== Written exercise ==
Repeat the material verbatim and drop the pictures.

Stored entries:
START

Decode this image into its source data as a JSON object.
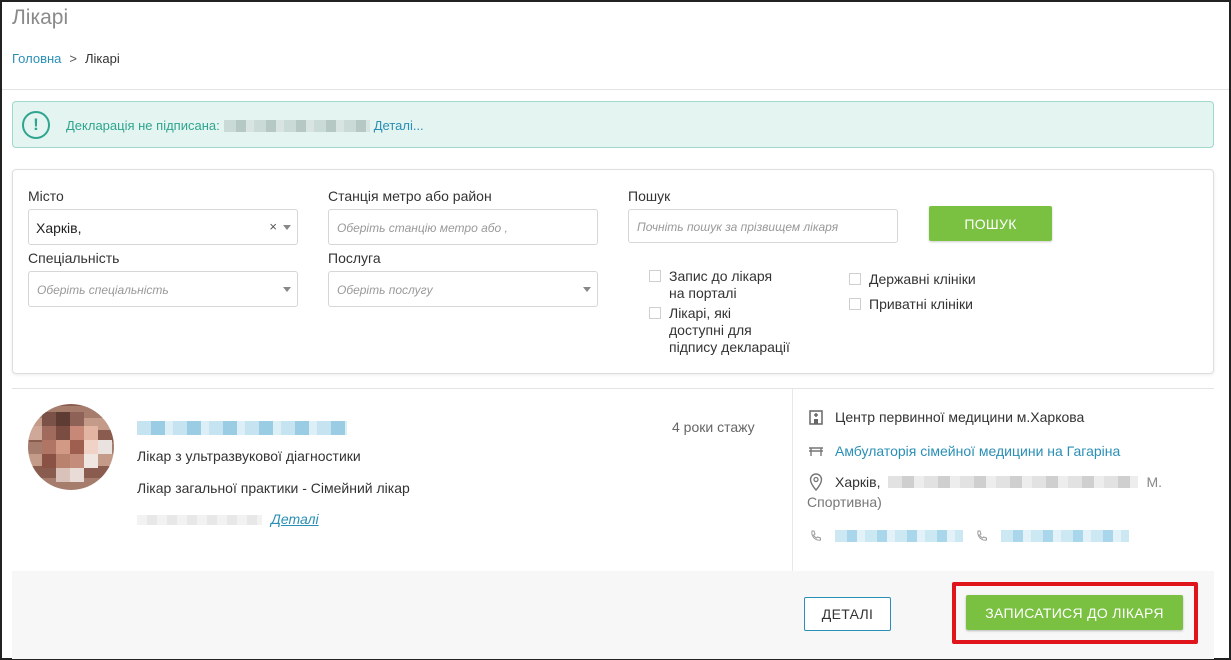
{
  "page": {
    "title": "Лікарі"
  },
  "breadcrumb": {
    "home": "Головна",
    "separator": ">",
    "current": "Лікарі"
  },
  "alert": {
    "message": "Декларація не підписана:",
    "link": "Деталі...",
    "icon": "exclamation-circle-icon"
  },
  "filters": {
    "city": {
      "label": "Місто",
      "value": "Харків,"
    },
    "metro": {
      "label": "Станція метро або район",
      "placeholder": "Оберіть станцію метро або ,"
    },
    "search": {
      "label": "Пошук",
      "placeholder": "Почніть пошук за прізвищем лікаря"
    },
    "search_button": "ПОШУК",
    "specialty": {
      "label": "Спеціальність",
      "placeholder": "Оберіть спеціальність"
    },
    "service": {
      "label": "Послуга",
      "placeholder": "Оберіть послугу"
    },
    "checkboxes": {
      "portal_booking": [
        "Запис до лікаря",
        "на порталі"
      ],
      "declaration_available": [
        "Лікарі, які",
        "доступні для",
        "підпису декларації"
      ],
      "state_clinics": "Державні клініки",
      "private_clinics": "Приватні клініки"
    }
  },
  "doctor": {
    "experience": "4 роки стажу",
    "specialties": [
      "Лікар з ультразвукової діагностики",
      "Лікар загальної практики - Сімейний лікар"
    ],
    "details_link": "Деталі",
    "clinic": "Центр первинної медицини м.Харкова",
    "ambulatory": "Амбулаторія сімейної медицини на Гагаріна",
    "address_city": "Харків,",
    "address_suffix": "М.",
    "address_line2": "Спортивна)",
    "details_button": "ДЕТАЛІ",
    "book_button": "ЗАПИСАТИСЯ ДО ЛІКАРЯ"
  },
  "colors": {
    "accent_green": "#7ac142",
    "link_blue": "#2a8fb6",
    "alert_teal": "#2ea58e",
    "highlight_red": "#e0141b"
  }
}
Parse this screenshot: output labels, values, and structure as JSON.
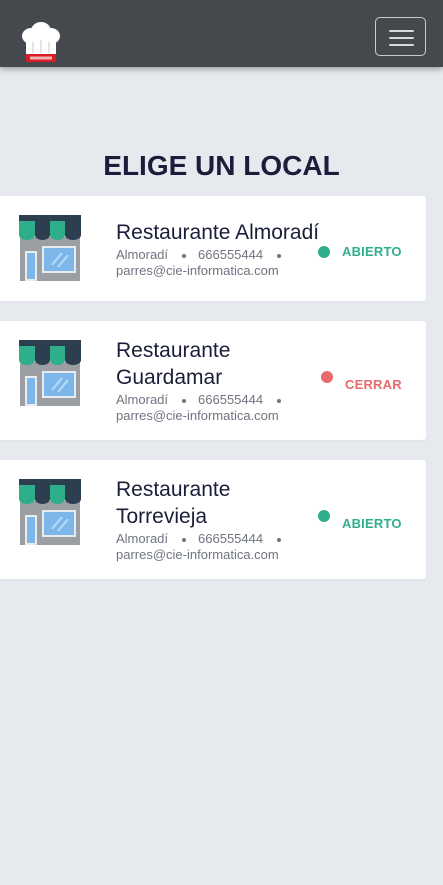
{
  "header": {
    "logo_icon": "chef-hat-icon",
    "menu_icon": "hamburger-menu-icon"
  },
  "page": {
    "title": "ELIGE UN LOCAL"
  },
  "colors": {
    "open": "#2fae8c",
    "closed": "#e86b6b",
    "navbar": "#45494d",
    "title": "#1b1e3a"
  },
  "locales": [
    {
      "name": "Restaurante Almoradí",
      "city": "Almoradí",
      "phone": "666555444",
      "email": "parres@cie-informatica.com",
      "status": "ABIERTO",
      "status_state": "open"
    },
    {
      "name": "Restaurante Guardamar",
      "city": "Almoradí",
      "phone": "666555444",
      "email": "parres@cie-informatica.com",
      "status": "CERRAR",
      "status_state": "closed"
    },
    {
      "name": "Restaurante Torrevieja",
      "city": "Almoradí",
      "phone": "666555444",
      "email": "parres@cie-informatica.com",
      "status": "ABIERTO",
      "status_state": "open"
    }
  ]
}
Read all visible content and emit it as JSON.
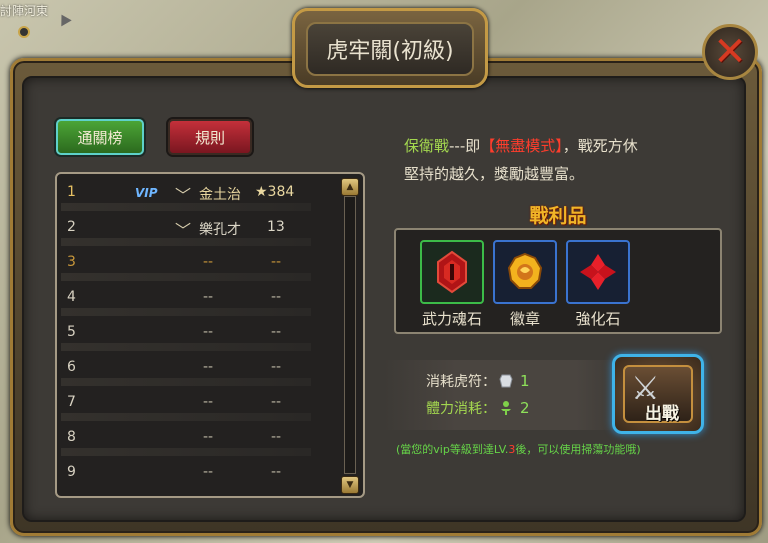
{
  "map": {
    "label": "討陣河東"
  },
  "title": "虎牢關(初級)",
  "tabs": {
    "ranking": "通關榜",
    "rules": "規則"
  },
  "ranking": [
    {
      "rank": "1",
      "vip": "VIP",
      "name": "金土治",
      "score": "★384"
    },
    {
      "rank": "2",
      "vip": "",
      "name": "樂孔才",
      "score": "13"
    },
    {
      "rank": "3",
      "name": "--",
      "score": "--"
    },
    {
      "rank": "4",
      "name": "--",
      "score": "--"
    },
    {
      "rank": "5",
      "name": "--",
      "score": "--"
    },
    {
      "rank": "6",
      "name": "--",
      "score": "--"
    },
    {
      "rank": "7",
      "name": "--",
      "score": "--"
    },
    {
      "rank": "8",
      "name": "--",
      "score": "--"
    },
    {
      "rank": "9",
      "name": "--",
      "score": "--"
    }
  ],
  "description": {
    "mode": "保衛戰",
    "sep": "---即",
    "tag": "【無盡模式】",
    "line1_rest": "，戰死方休",
    "line2": "堅持的越久，獎勵越豐富。"
  },
  "rewards_title": "戰利品",
  "rewards": [
    {
      "label": "武力魂石",
      "icon": "red-gem-icon",
      "border": "#3cbb48"
    },
    {
      "label": "徽章",
      "icon": "badge-icon",
      "border": "#3a73cf"
    },
    {
      "label": "強化石",
      "icon": "enhance-stone-icon",
      "border": "#3a73cf"
    }
  ],
  "cost": {
    "tiger_label": "消耗虎符：",
    "tiger_value": "1",
    "stamina_label": "體力消耗：",
    "stamina_value": "2"
  },
  "battle_button": "出戰",
  "vip_note": {
    "before": "(當您的vip等級到達LV.",
    "level": "3",
    "after": "後，可以使用掃蕩功能哦)"
  }
}
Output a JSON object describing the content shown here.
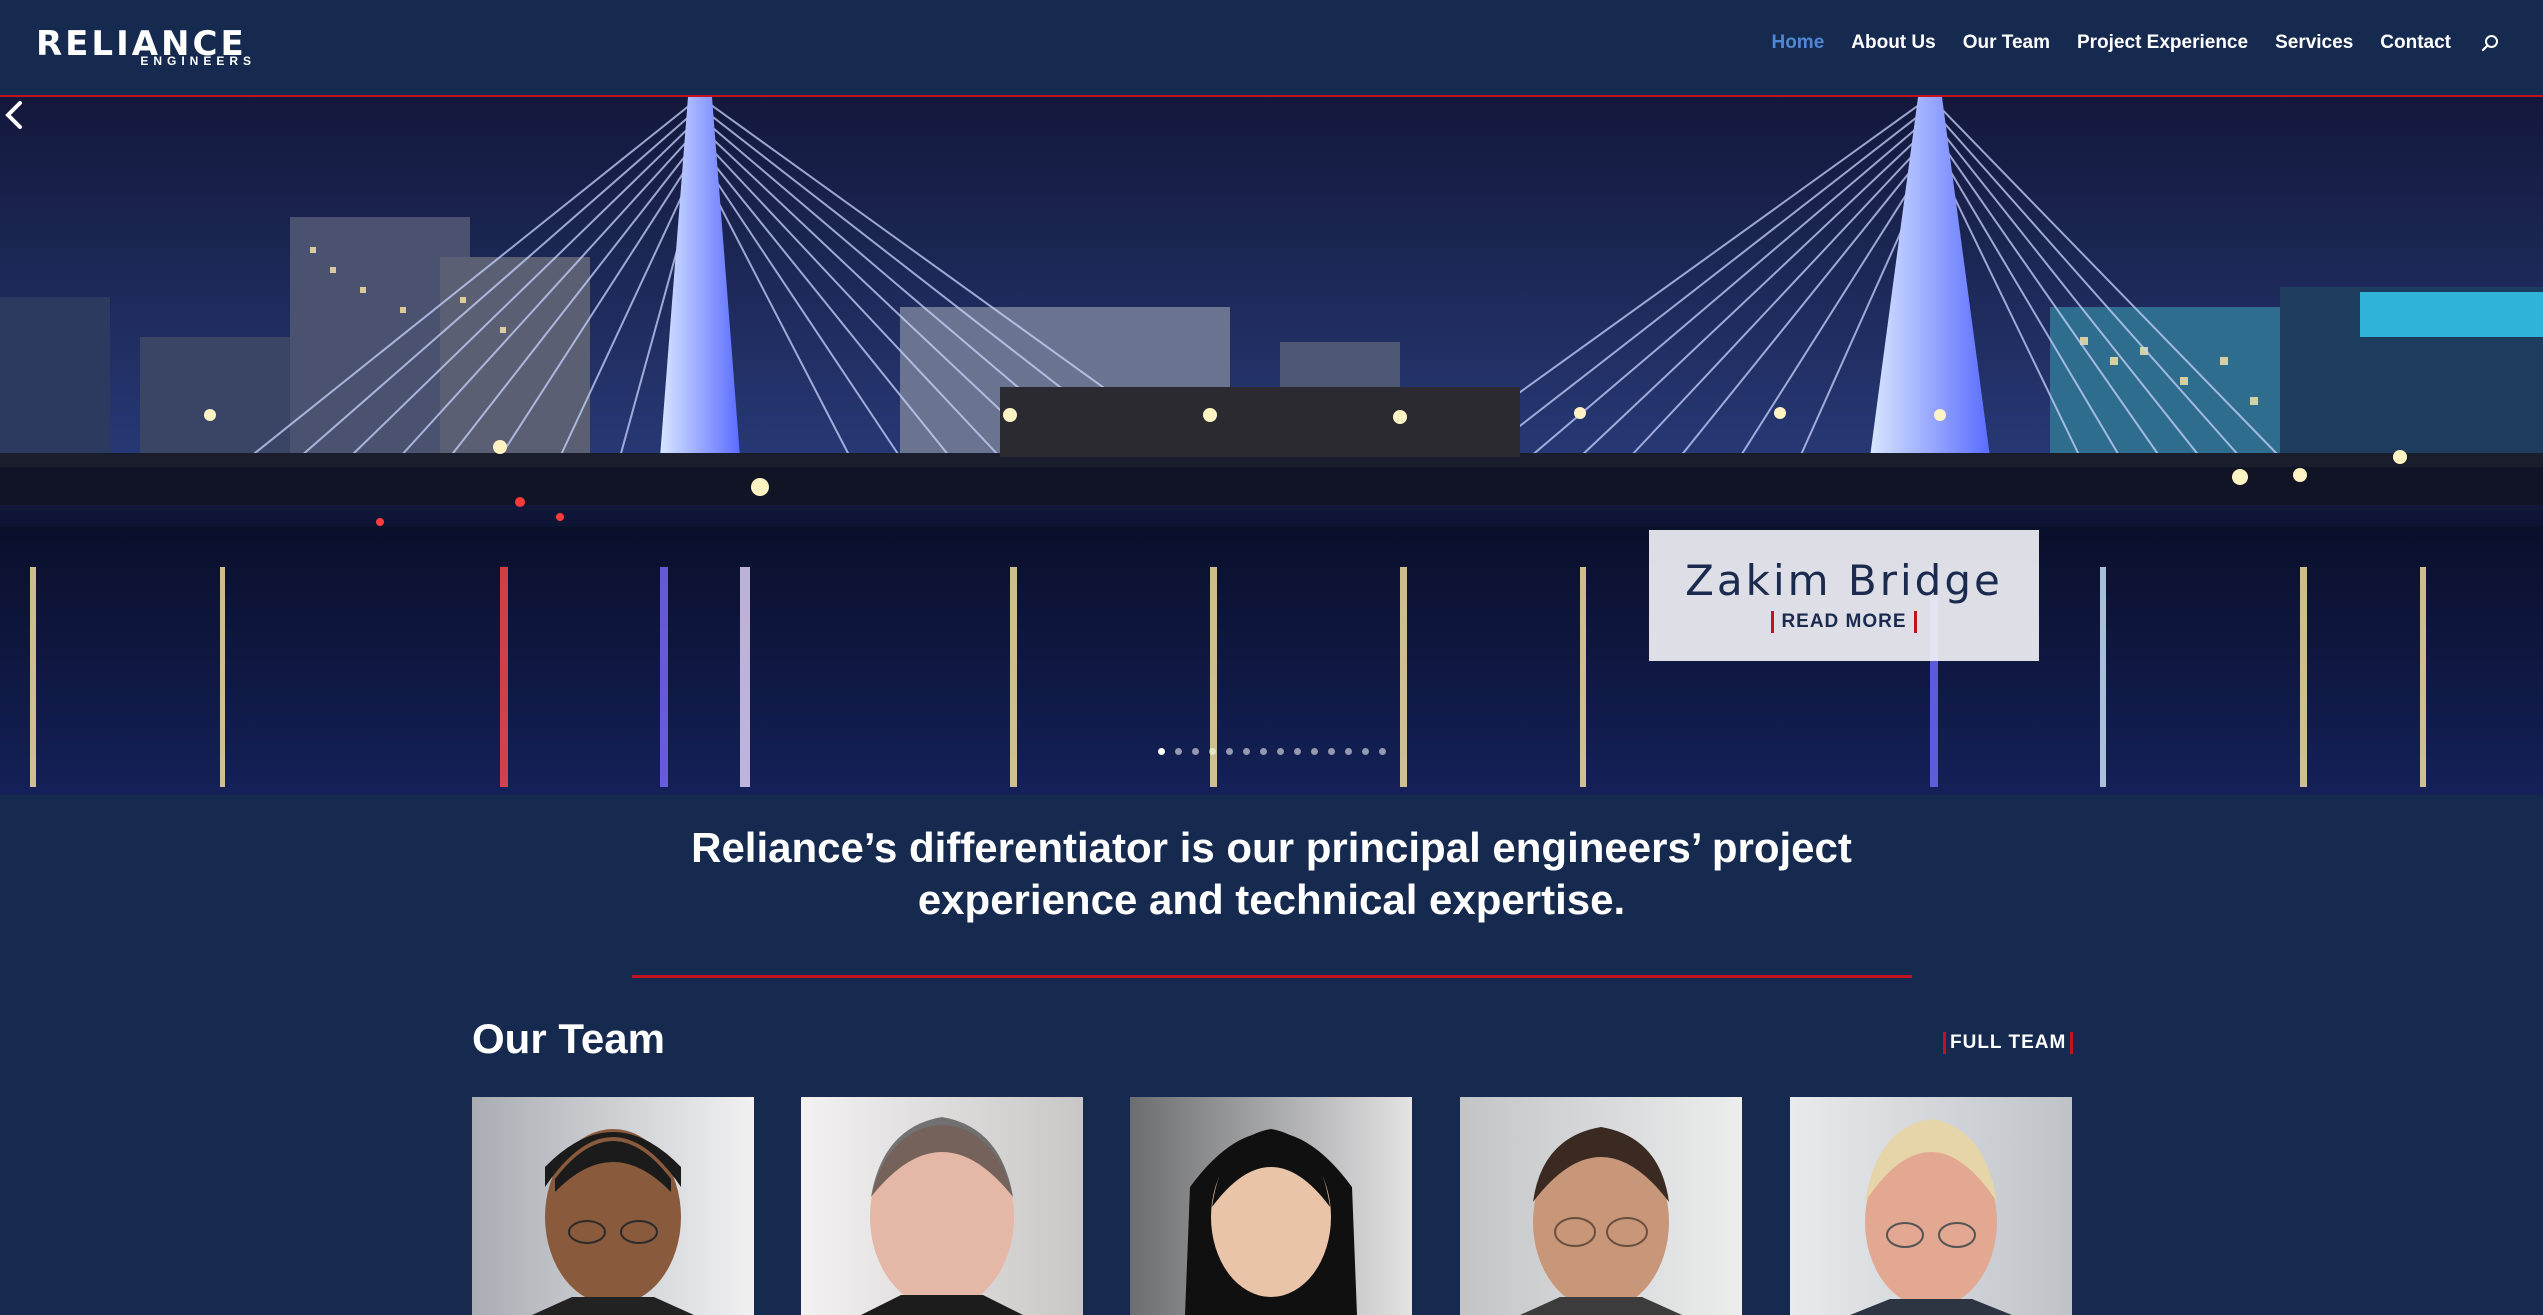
{
  "header": {
    "logo_text": "RELIANCE",
    "logo_sub": "ENGINEERS",
    "nav": [
      "Home",
      "About Us",
      "Our Team",
      "Project Experience",
      "Services",
      "Contact"
    ],
    "active_nav": "Home"
  },
  "hero": {
    "caption_title": "Zakim Bridge",
    "read_more": "READ MORE",
    "slide_count": 14,
    "active_slide": 1
  },
  "tagline": "Reliance’s differentiator is our principal engineers’ project experience and technical expertise.",
  "team": {
    "title": "Our Team",
    "full_team": "FULL TEAM",
    "members": [
      {
        "photo": "team-member-photo"
      },
      {
        "photo": "team-member-photo"
      },
      {
        "photo": "team-member-photo"
      },
      {
        "photo": "team-member-photo"
      },
      {
        "photo": "team-member-photo"
      }
    ]
  },
  "colors": {
    "background": "#162a4f",
    "accent_red": "#c1121f",
    "nav_active": "#4f86d6",
    "caption_text": "#1b2a4f"
  },
  "icons": [
    "search-icon",
    "chevron-left-icon"
  ]
}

END

== Result for this task ==
Decode this image into its source data as a JSON object.
{
  "page": {
    "title": "Лікарі"
  },
  "breadcrumb": {
    "home": "Головна",
    "separator": ">",
    "current": "Лікарі"
  },
  "alert": {
    "message": "Декларація не підписана:",
    "link": "Деталі...",
    "icon": "exclamation-circle-icon"
  },
  "filters": {
    "city": {
      "label": "Місто",
      "value": "Харків,"
    },
    "metro": {
      "label": "Станція метро або район",
      "placeholder": "Оберіть станцію метро або ,"
    },
    "search": {
      "label": "Пошук",
      "placeholder": "Почніть пошук за прізвищем лікаря"
    },
    "search_button": "ПОШУК",
    "specialty": {
      "label": "Спеціальність",
      "placeholder": "Оберіть спеціальність"
    },
    "service": {
      "label": "Послуга",
      "placeholder": "Оберіть послугу"
    },
    "checkboxes": {
      "portal_booking": [
        "Запис до лікаря",
        "на порталі"
      ],
      "declaration_available": [
        "Лікарі, які",
        "доступні для",
        "підпису декларації"
      ],
      "state_clinics": "Державні клініки",
      "private_clinics": "Приватні клініки"
    }
  },
  "doctor": {
    "experience": "4 роки стажу",
    "specialties": [
      "Лікар з ультразвукової діагностики",
      "Лікар загальної практики - Сімейний лікар"
    ],
    "details_link": "Деталі",
    "clinic": "Центр первинної медицини м.Харкова",
    "ambulatory": "Амбулаторія сімейної медицини на Гагаріна",
    "address_city": "Харків,",
    "address_suffix": "М.",
    "address_line2": "Спортивна)",
    "details_button": "ДЕТАЛІ",
    "book_button": "ЗАПИСАТИСЯ ДО ЛІКАРЯ"
  },
  "colors": {
    "accent_green": "#7ac142",
    "link_blue": "#2a8fb6",
    "alert_teal": "#2ea58e",
    "highlight_red": "#e0141b"
  }
}
Parse this screenshot: output labels, values, and structure as JSON.
{
  "header": {
    "logo_icon": "chef-hat-icon",
    "menu_icon": "hamburger-menu-icon"
  },
  "page": {
    "title": "ELIGE UN LOCAL"
  },
  "colors": {
    "open": "#2fae8c",
    "closed": "#e86b6b",
    "navbar": "#45494d",
    "title": "#1b1e3a"
  },
  "locales": [
    {
      "name": "Restaurante Almoradí",
      "city": "Almoradí",
      "phone": "666555444",
      "email": "parres@cie-informatica.com",
      "status": "ABIERTO",
      "status_state": "open"
    },
    {
      "name": "Restaurante Guardamar",
      "city": "Almoradí",
      "phone": "666555444",
      "email": "parres@cie-informatica.com",
      "status": "CERRAR",
      "status_state": "closed"
    },
    {
      "name": "Restaurante Torrevieja",
      "city": "Almoradí",
      "phone": "666555444",
      "email": "parres@cie-informatica.com",
      "status": "ABIERTO",
      "status_state": "open"
    }
  ]
}
Read all visible content and emit it as JSON.
{
  "map": {
    "label": "討陣河東"
  },
  "title": "虎牢關(初級)",
  "tabs": {
    "ranking": "通關榜",
    "rules": "規則"
  },
  "ranking": [
    {
      "rank": "1",
      "vip": "VIP",
      "name": "金土治",
      "score": "★384"
    },
    {
      "rank": "2",
      "vip": "",
      "name": "樂孔才",
      "score": "13"
    },
    {
      "rank": "3",
      "name": "--",
      "score": "--"
    },
    {
      "rank": "4",
      "name": "--",
      "score": "--"
    },
    {
      "rank": "5",
      "name": "--",
      "score": "--"
    },
    {
      "rank": "6",
      "name": "--",
      "score": "--"
    },
    {
      "rank": "7",
      "name": "--",
      "score": "--"
    },
    {
      "rank": "8",
      "name": "--",
      "score": "--"
    },
    {
      "rank": "9",
      "name": "--",
      "score": "--"
    }
  ],
  "description": {
    "mode": "保衛戰",
    "sep": "---即",
    "tag": "【無盡模式】",
    "line1_rest": "，戰死方休",
    "line2": "堅持的越久，獎勵越豐富。"
  },
  "rewards_title": "戰利品",
  "rewards": [
    {
      "label": "武力魂石",
      "icon": "red-gem-icon",
      "border": "#3cbb48"
    },
    {
      "label": "徽章",
      "icon": "badge-icon",
      "border": "#3a73cf"
    },
    {
      "label": "強化石",
      "icon": "enhance-stone-icon",
      "border": "#3a73cf"
    }
  ],
  "cost": {
    "tiger_label": "消耗虎符：",
    "tiger_value": "1",
    "stamina_label": "體力消耗：",
    "stamina_value": "2"
  },
  "battle_button": "出戰",
  "vip_note": {
    "before": "(當您的vip等級到達LV.",
    "level": "3",
    "after": "後，可以使用掃蕩功能哦)"
  }
}
Output a JSON object describing the content shown here.
{
  "header": {
    "logo_text": "RELIANCE",
    "logo_sub": "ENGINEERS",
    "nav": [
      "Home",
      "About Us",
      "Our Team",
      "Project Experience",
      "Services",
      "Contact"
    ],
    "active_nav": "Home"
  },
  "hero": {
    "caption_title": "Zakim Bridge",
    "read_more": "READ MORE",
    "slide_count": 14,
    "active_slide": 1
  },
  "tagline": "Reliance’s differentiator is our principal engineers’ project experience and technical expertise.",
  "team": {
    "title": "Our Team",
    "full_team": "FULL TEAM",
    "members": [
      {
        "photo": "team-member-photo"
      },
      {
        "photo": "team-member-photo"
      },
      {
        "photo": "team-member-photo"
      },
      {
        "photo": "team-member-photo"
      },
      {
        "photo": "team-member-photo"
      }
    ]
  },
  "colors": {
    "background": "#162a4f",
    "accent_red": "#c1121f",
    "nav_active": "#4f86d6",
    "caption_text": "#1b2a4f"
  },
  "icons": [
    "search-icon",
    "chevron-left-icon"
  ]
}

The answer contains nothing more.